>> begin

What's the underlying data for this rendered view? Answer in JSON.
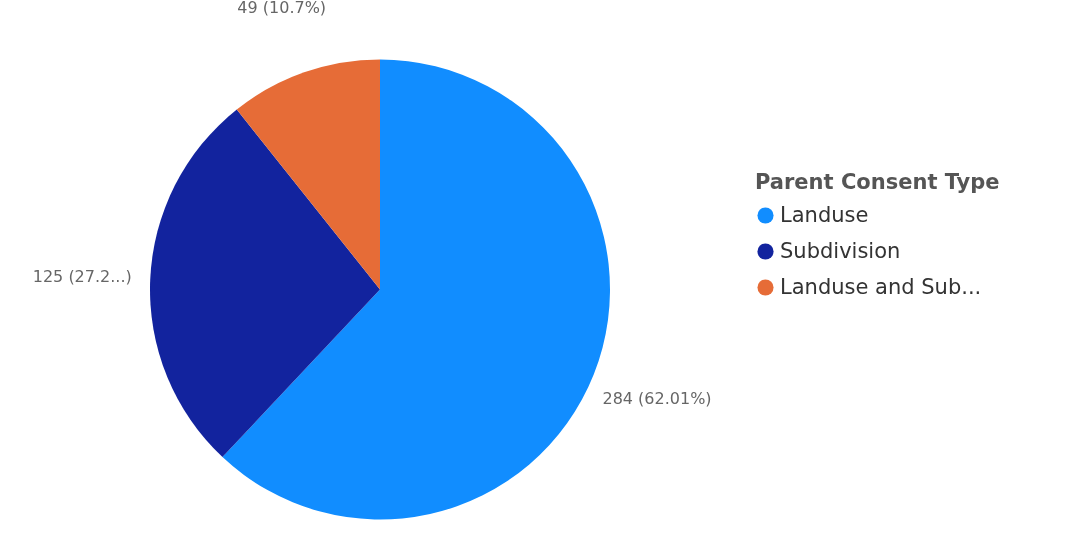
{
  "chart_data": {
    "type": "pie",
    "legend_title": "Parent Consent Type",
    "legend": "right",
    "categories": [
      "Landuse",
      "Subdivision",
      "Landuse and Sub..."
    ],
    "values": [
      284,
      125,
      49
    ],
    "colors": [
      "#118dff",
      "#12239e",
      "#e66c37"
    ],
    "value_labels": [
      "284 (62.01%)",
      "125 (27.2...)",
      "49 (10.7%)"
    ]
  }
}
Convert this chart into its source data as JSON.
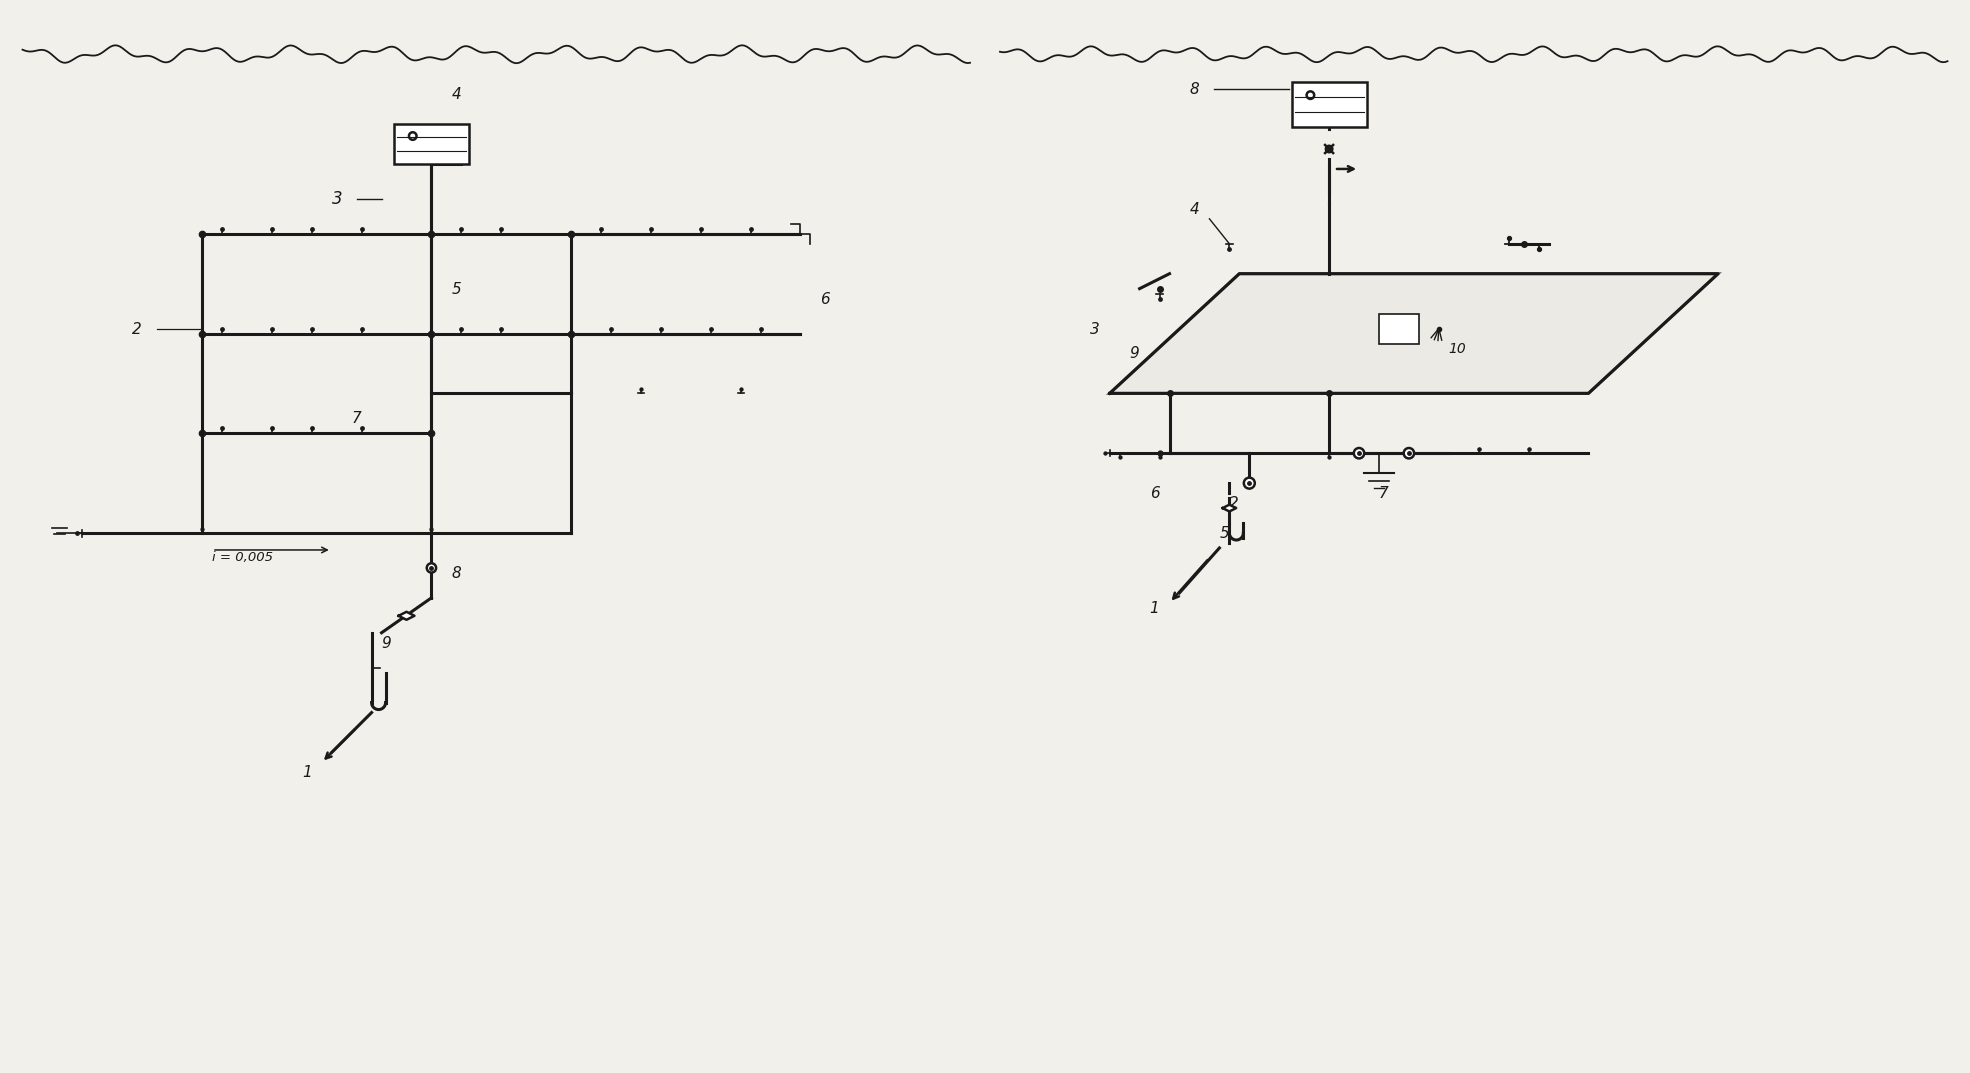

>> end

Can you retype every record above exactly, leaving out the pictures?

▶ **The output**:
What's the underlying data for this rendered view? Answer in JSON.
{
  "chart_data": {
    "type": "pie",
    "legend_title": "Parent Consent Type",
    "legend": "right",
    "categories": [
      "Landuse",
      "Subdivision",
      "Landuse and Sub..."
    ],
    "values": [
      284,
      125,
      49
    ],
    "colors": [
      "#118dff",
      "#12239e",
      "#e66c37"
    ],
    "value_labels": [
      "284 (62.01%)",
      "125 (27.2...)",
      "49 (10.7%)"
    ]
  }
}
Convert this chart into its source data as JSON.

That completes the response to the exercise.